- DATASET
========================================================================

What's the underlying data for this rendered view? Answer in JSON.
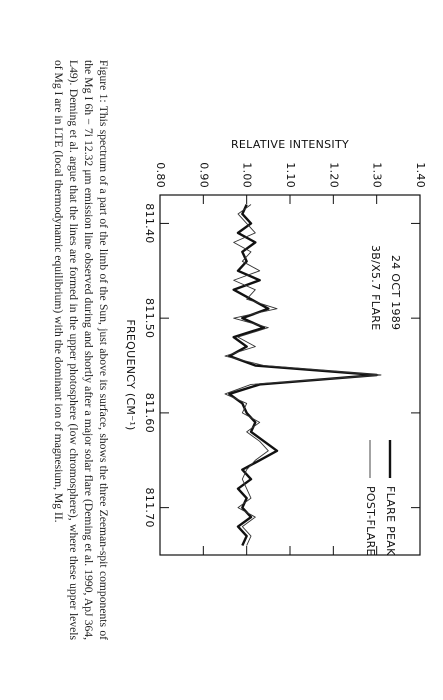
{
  "chart_data": {
    "type": "line",
    "annotations": [
      "24 OCT 1989",
      "3B/X5.7 FLARE"
    ],
    "x_label": "FREQUENCY (CM⁻¹)",
    "y_label": "RELATIVE INTENSITY",
    "x": [
      811.38,
      811.39,
      811.4,
      811.41,
      811.42,
      811.43,
      811.44,
      811.45,
      811.46,
      811.47,
      811.48,
      811.49,
      811.5,
      811.51,
      811.52,
      811.53,
      811.54,
      811.55,
      811.56,
      811.57,
      811.58,
      811.59,
      811.6,
      811.61,
      811.62,
      811.63,
      811.64,
      811.65,
      811.66,
      811.67,
      811.68,
      811.69,
      811.7,
      811.71,
      811.72,
      811.73,
      811.74
    ],
    "series": [
      {
        "name": "FLARE PEAK",
        "color": "#111111",
        "linewidth": 2.4,
        "values": [
          1.0,
          0.99,
          1.01,
          0.98,
          1.02,
          0.99,
          1.0,
          0.98,
          1.03,
          0.97,
          1.01,
          1.05,
          0.99,
          1.04,
          0.97,
          1.0,
          0.96,
          1.02,
          1.3,
          1.03,
          0.96,
          0.99,
          1.0,
          1.02,
          1.01,
          1.04,
          1.07,
          1.03,
          0.99,
          1.01,
          0.98,
          1.0,
          0.99,
          1.01,
          0.98,
          1.0,
          0.99
        ]
      },
      {
        "name": "POST-FLARE",
        "color": "#333333",
        "linewidth": 0.9,
        "values": [
          1.01,
          0.98,
          1.0,
          1.02,
          0.97,
          1.01,
          0.99,
          1.03,
          0.97,
          1.02,
          1.0,
          1.07,
          0.97,
          1.05,
          0.98,
          1.02,
          0.95,
          1.04,
          1.31,
          1.01,
          0.95,
          1.0,
          0.99,
          1.03,
          1.0,
          1.03,
          1.05,
          1.02,
          1.0,
          0.99,
          1.0,
          1.01,
          0.98,
          1.02,
          0.99,
          1.01,
          1.0
        ]
      }
    ],
    "xlim": [
      811.37,
      811.75
    ],
    "xticks": [
      {
        "value": 811.4,
        "label": "811.40"
      },
      {
        "value": 811.5,
        "label": "811.50"
      },
      {
        "value": 811.6,
        "label": "811.60"
      },
      {
        "value": 811.7,
        "label": "811.70"
      }
    ],
    "ylim": [
      0.8,
      1.4
    ],
    "yticks": [
      {
        "value": 0.8,
        "label": "0.80"
      },
      {
        "value": 0.9,
        "label": "0.90"
      },
      {
        "value": 1.0,
        "label": "1.00"
      },
      {
        "value": 1.1,
        "label": "1.10"
      },
      {
        "value": 1.2,
        "label": "1.20"
      },
      {
        "value": 1.3,
        "label": "1.30"
      },
      {
        "value": 1.4,
        "label": "1.40"
      }
    ],
    "legend": "upper right",
    "grid": false
  },
  "caption": "Figure 1: This spectrum of a part of the limb of the Sun, just above its surface, shows the three Zeeman-spit components of the Mg I 6h − 7i 12.32 μm emission line observed during and shortly after a major solar flare (Deming et al. 1990, ApJ 364, L49). Deming et al. argue that the lines are formed in the upper photosphere (low chromosphere), where these upper levels of Mg I are in LTE (local thermodynamic equilibrium) with the dominant ion of magnesium, Mg II."
}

========================================================================

- SET EXERCISE
Quote the records in full and exactly; skip any image.

- REPLY
What's the underlying data for this rendered view? Answer in JSON.
{
  "chart_data": {
    "type": "line",
    "annotations": [
      "24 OCT 1989",
      "3B/X5.7 FLARE"
    ],
    "x_label": "FREQUENCY (CM⁻¹)",
    "y_label": "RELATIVE INTENSITY",
    "x": [
      811.38,
      811.39,
      811.4,
      811.41,
      811.42,
      811.43,
      811.44,
      811.45,
      811.46,
      811.47,
      811.48,
      811.49,
      811.5,
      811.51,
      811.52,
      811.53,
      811.54,
      811.55,
      811.56,
      811.57,
      811.58,
      811.59,
      811.6,
      811.61,
      811.62,
      811.63,
      811.64,
      811.65,
      811.66,
      811.67,
      811.68,
      811.69,
      811.7,
      811.71,
      811.72,
      811.73,
      811.74
    ],
    "series": [
      {
        "name": "FLARE PEAK",
        "color": "#111111",
        "linewidth": 2.4,
        "values": [
          1.0,
          0.99,
          1.01,
          0.98,
          1.02,
          0.99,
          1.0,
          0.98,
          1.03,
          0.97,
          1.01,
          1.05,
          0.99,
          1.04,
          0.97,
          1.0,
          0.96,
          1.02,
          1.3,
          1.03,
          0.96,
          0.99,
          1.0,
          1.02,
          1.01,
          1.04,
          1.07,
          1.03,
          0.99,
          1.01,
          0.98,
          1.0,
          0.99,
          1.01,
          0.98,
          1.0,
          0.99
        ]
      },
      {
        "name": "POST-FLARE",
        "color": "#333333",
        "linewidth": 0.9,
        "values": [
          1.01,
          0.98,
          1.0,
          1.02,
          0.97,
          1.01,
          0.99,
          1.03,
          0.97,
          1.02,
          1.0,
          1.07,
          0.97,
          1.05,
          0.98,
          1.02,
          0.95,
          1.04,
          1.31,
          1.01,
          0.95,
          1.0,
          0.99,
          1.03,
          1.0,
          1.03,
          1.05,
          1.02,
          1.0,
          0.99,
          1.0,
          1.01,
          0.98,
          1.02,
          0.99,
          1.01,
          1.0
        ]
      }
    ],
    "xlim": [
      811.37,
      811.75
    ],
    "xticks": [
      {
        "value": 811.4,
        "label": "811.40"
      },
      {
        "value": 811.5,
        "label": "811.50"
      },
      {
        "value": 811.6,
        "label": "811.60"
      },
      {
        "value": 811.7,
        "label": "811.70"
      }
    ],
    "ylim": [
      0.8,
      1.4
    ],
    "yticks": [
      {
        "value": 0.8,
        "label": "0.80"
      },
      {
        "value": 0.9,
        "label": "0.90"
      },
      {
        "value": 1.0,
        "label": "1.00"
      },
      {
        "value": 1.1,
        "label": "1.10"
      },
      {
        "value": 1.2,
        "label": "1.20"
      },
      {
        "value": 1.3,
        "label": "1.30"
      },
      {
        "value": 1.4,
        "label": "1.40"
      }
    ],
    "legend": "upper right",
    "grid": false
  },
  "caption": "Figure 1: This spectrum of a part of the limb of the Sun, just above its surface, shows the three Zeeman-spit components of the Mg I 6h − 7i 12.32 μm emission line observed during and shortly after a major solar flare (Deming et al. 1990, ApJ 364, L49). Deming et al. argue that the lines are formed in the upper photosphere (low chromosphere), where these upper levels of Mg I are in LTE (local thermodynamic equilibrium) with the dominant ion of magnesium, Mg II."
}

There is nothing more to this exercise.